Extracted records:
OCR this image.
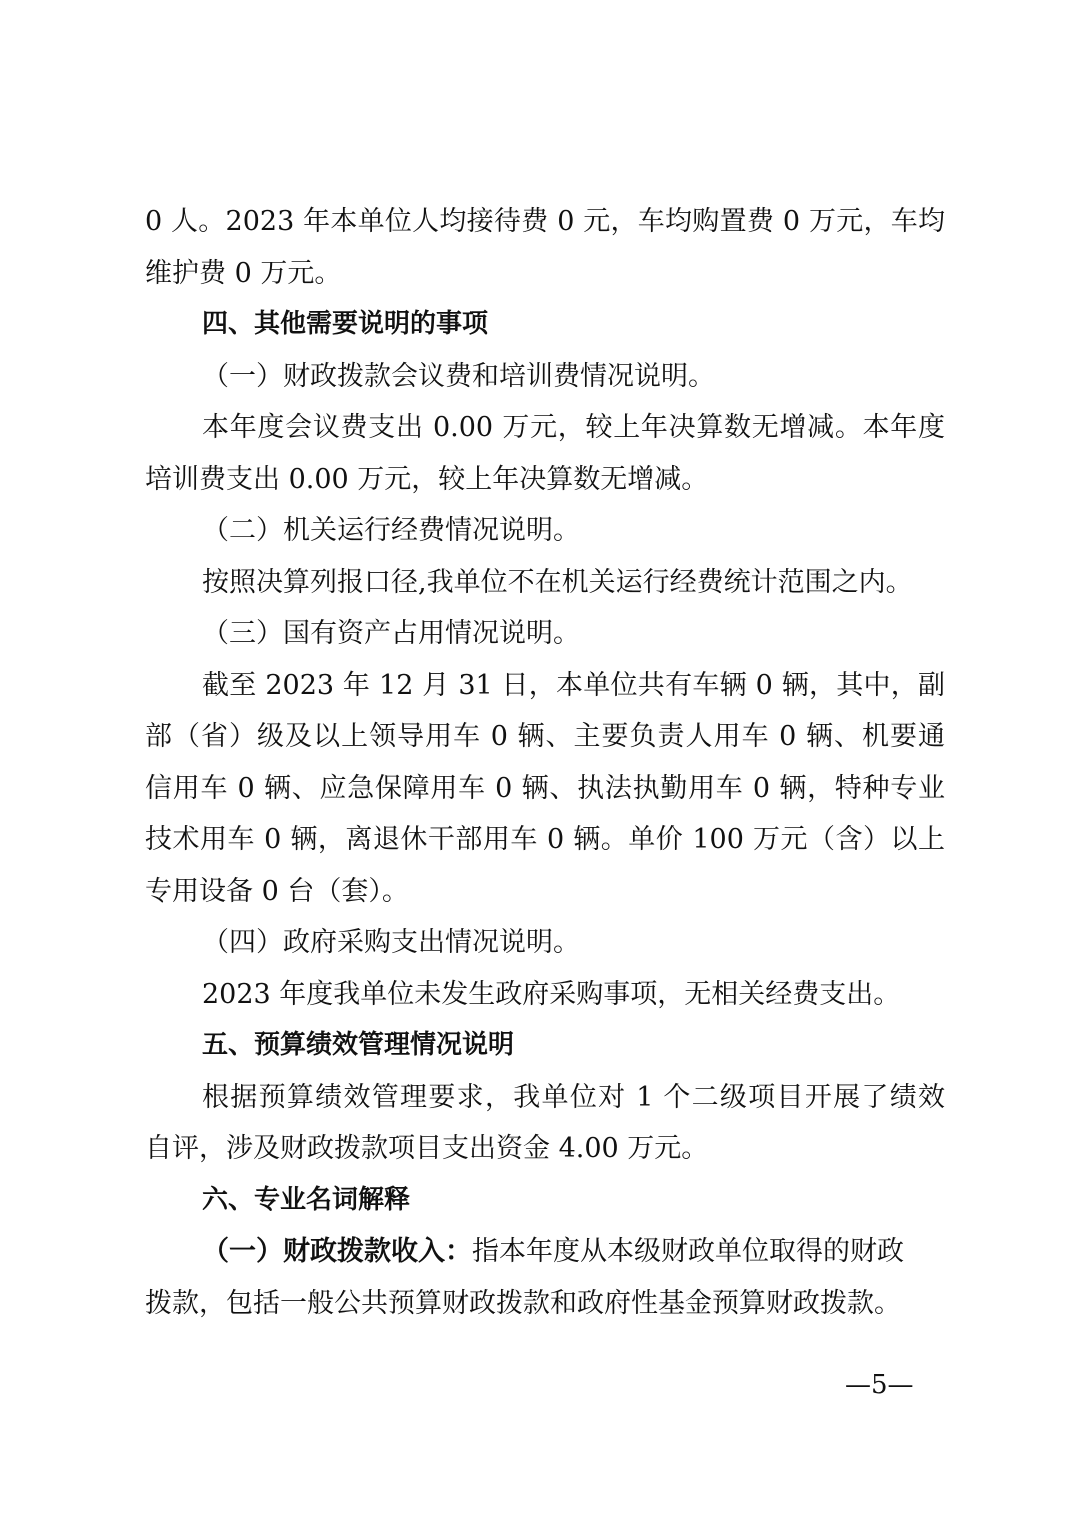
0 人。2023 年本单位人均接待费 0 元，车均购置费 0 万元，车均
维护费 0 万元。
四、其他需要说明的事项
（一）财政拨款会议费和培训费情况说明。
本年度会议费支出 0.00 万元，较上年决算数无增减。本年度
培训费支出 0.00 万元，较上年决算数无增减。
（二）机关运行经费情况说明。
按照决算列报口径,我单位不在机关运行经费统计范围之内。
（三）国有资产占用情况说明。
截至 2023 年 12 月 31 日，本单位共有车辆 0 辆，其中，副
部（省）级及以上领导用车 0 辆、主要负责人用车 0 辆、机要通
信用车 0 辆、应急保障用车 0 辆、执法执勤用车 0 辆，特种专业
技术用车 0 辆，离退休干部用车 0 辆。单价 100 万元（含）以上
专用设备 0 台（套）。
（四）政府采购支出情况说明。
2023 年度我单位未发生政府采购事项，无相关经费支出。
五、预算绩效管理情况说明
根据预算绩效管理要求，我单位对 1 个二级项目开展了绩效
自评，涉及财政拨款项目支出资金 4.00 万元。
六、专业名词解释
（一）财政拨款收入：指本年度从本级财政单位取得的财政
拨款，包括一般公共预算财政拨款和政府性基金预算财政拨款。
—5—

> Task brief: Omit the pictures, and quote the material above exactly as given.

> Response:
OCR this image.
0 人。2023 年本单位人均接待费 0 元，车均购置费 0 万元，车均
维护费 0 万元。
四、其他需要说明的事项
（一）财政拨款会议费和培训费情况说明。
本年度会议费支出 0.00 万元，较上年决算数无增减。本年度
培训费支出 0.00 万元，较上年决算数无增减。
（二）机关运行经费情况说明。
按照决算列报口径,我单位不在机关运行经费统计范围之内。
（三）国有资产占用情况说明。
截至 2023 年 12 月 31 日，本单位共有车辆 0 辆，其中，副
部（省）级及以上领导用车 0 辆、主要负责人用车 0 辆、机要通
信用车 0 辆、应急保障用车 0 辆、执法执勤用车 0 辆，特种专业
技术用车 0 辆，离退休干部用车 0 辆。单价 100 万元（含）以上
专用设备 0 台（套）。
（四）政府采购支出情况说明。
2023 年度我单位未发生政府采购事项，无相关经费支出。
五、预算绩效管理情况说明
根据预算绩效管理要求，我单位对 1 个二级项目开展了绩效
自评，涉及财政拨款项目支出资金 4.00 万元。
六、专业名词解释
（一）财政拨款收入：指本年度从本级财政单位取得的财政
拨款，包括一般公共预算财政拨款和政府性基金预算财政拨款。
—5—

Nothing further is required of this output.